WHAT THE TASK ASKS. Copy every line from the data below in which the string "Import" can be found.

──────

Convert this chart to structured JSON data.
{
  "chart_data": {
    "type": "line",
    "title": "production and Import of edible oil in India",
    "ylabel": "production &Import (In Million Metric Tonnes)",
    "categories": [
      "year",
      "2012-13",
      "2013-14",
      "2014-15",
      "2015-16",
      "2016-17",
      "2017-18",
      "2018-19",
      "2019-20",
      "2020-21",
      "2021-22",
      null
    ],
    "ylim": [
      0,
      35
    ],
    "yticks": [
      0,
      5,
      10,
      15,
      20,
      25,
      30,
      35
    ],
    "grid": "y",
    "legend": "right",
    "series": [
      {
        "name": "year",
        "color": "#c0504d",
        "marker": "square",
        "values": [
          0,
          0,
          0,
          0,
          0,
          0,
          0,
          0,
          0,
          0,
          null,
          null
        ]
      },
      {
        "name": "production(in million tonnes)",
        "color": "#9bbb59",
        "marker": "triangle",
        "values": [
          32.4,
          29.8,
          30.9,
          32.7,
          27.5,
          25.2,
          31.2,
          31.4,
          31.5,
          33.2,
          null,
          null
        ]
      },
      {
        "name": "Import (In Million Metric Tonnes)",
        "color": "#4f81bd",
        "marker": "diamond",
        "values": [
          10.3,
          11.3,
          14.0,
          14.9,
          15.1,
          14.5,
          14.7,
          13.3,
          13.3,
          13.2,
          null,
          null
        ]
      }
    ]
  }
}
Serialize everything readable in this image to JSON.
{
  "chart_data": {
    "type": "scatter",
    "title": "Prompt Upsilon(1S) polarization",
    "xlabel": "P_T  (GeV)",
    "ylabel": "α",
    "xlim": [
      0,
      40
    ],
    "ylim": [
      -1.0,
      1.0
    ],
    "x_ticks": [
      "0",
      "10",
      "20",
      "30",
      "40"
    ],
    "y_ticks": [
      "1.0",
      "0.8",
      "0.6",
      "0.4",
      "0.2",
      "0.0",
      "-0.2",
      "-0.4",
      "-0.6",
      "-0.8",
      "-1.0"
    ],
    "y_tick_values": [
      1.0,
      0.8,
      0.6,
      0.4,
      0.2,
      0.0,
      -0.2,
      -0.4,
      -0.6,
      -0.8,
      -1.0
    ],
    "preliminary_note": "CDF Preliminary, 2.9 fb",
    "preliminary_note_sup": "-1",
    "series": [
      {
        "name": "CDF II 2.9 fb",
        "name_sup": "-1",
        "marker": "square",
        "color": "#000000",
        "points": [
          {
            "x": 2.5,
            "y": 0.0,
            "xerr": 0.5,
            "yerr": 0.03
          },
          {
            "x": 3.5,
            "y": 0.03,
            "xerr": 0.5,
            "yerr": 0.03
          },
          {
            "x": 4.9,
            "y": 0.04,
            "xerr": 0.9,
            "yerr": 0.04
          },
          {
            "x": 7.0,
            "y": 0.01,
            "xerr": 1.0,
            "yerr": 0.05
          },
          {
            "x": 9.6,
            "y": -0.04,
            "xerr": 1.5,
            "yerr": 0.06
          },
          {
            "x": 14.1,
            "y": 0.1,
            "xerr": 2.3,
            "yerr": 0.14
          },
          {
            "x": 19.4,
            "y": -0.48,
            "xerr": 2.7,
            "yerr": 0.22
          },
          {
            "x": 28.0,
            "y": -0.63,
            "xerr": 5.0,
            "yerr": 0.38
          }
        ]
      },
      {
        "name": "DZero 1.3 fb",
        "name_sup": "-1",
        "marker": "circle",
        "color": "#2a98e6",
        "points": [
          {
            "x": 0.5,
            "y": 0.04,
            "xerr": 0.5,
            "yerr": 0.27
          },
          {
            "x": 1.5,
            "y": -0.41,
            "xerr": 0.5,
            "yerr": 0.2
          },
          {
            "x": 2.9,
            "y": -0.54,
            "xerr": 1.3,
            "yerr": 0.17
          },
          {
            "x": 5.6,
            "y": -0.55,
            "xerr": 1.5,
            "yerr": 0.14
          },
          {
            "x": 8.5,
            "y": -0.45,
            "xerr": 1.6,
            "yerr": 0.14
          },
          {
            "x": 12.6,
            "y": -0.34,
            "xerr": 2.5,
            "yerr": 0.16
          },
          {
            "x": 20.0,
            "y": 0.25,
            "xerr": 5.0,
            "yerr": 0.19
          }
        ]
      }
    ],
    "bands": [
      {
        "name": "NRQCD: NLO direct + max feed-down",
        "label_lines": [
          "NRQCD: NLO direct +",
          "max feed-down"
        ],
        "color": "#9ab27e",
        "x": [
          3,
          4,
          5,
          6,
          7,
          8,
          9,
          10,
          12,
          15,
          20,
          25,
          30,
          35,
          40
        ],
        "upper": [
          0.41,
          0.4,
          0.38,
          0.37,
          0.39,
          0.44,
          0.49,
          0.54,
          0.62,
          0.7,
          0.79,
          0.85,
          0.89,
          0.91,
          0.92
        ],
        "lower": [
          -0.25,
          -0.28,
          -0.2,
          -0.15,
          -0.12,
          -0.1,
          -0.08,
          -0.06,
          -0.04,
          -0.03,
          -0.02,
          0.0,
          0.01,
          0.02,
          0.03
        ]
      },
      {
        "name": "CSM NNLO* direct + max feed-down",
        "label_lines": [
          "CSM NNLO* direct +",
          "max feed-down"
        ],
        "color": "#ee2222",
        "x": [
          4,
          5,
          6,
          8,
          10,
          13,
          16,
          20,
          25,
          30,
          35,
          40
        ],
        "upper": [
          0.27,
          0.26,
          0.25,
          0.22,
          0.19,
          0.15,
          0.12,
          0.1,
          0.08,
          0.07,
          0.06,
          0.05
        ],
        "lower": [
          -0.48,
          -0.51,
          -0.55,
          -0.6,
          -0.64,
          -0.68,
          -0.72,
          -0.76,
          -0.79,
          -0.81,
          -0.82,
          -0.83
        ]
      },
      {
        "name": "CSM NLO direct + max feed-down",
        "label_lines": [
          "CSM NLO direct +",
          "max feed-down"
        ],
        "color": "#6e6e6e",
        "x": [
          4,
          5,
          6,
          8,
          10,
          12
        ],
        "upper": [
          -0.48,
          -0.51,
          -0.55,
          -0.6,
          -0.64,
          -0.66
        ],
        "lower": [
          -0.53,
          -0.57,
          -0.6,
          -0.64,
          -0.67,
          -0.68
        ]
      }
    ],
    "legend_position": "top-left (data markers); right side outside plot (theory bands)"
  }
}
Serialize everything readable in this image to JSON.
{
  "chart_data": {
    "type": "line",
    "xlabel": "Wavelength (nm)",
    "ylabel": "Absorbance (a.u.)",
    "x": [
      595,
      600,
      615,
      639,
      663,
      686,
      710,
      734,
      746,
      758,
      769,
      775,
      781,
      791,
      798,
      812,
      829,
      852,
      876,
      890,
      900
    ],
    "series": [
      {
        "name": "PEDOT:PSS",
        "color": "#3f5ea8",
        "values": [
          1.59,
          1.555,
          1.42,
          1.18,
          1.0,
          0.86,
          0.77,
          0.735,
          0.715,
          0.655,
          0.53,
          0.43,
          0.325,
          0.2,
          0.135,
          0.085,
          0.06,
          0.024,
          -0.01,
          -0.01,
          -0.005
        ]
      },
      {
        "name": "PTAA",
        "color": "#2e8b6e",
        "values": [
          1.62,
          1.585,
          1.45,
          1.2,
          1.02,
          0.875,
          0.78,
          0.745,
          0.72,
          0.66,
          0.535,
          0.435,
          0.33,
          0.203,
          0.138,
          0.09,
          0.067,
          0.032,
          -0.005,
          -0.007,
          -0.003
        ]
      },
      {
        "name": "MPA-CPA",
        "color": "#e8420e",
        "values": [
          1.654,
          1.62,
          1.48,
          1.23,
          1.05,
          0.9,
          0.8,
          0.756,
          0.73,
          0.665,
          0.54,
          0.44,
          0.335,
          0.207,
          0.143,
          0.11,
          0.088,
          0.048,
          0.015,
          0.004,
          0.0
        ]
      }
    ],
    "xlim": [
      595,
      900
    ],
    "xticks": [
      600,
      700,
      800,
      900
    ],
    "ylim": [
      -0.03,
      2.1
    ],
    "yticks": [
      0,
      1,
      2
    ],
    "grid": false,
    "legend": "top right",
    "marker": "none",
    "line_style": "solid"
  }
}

──────

COMPLETE ANSWER.
    "title": "production and Import of edible oil in India",
    "ylabel": "production &Import (In Million Metric Tonnes)",
        "name": "Import (In Million Metric Tonnes)",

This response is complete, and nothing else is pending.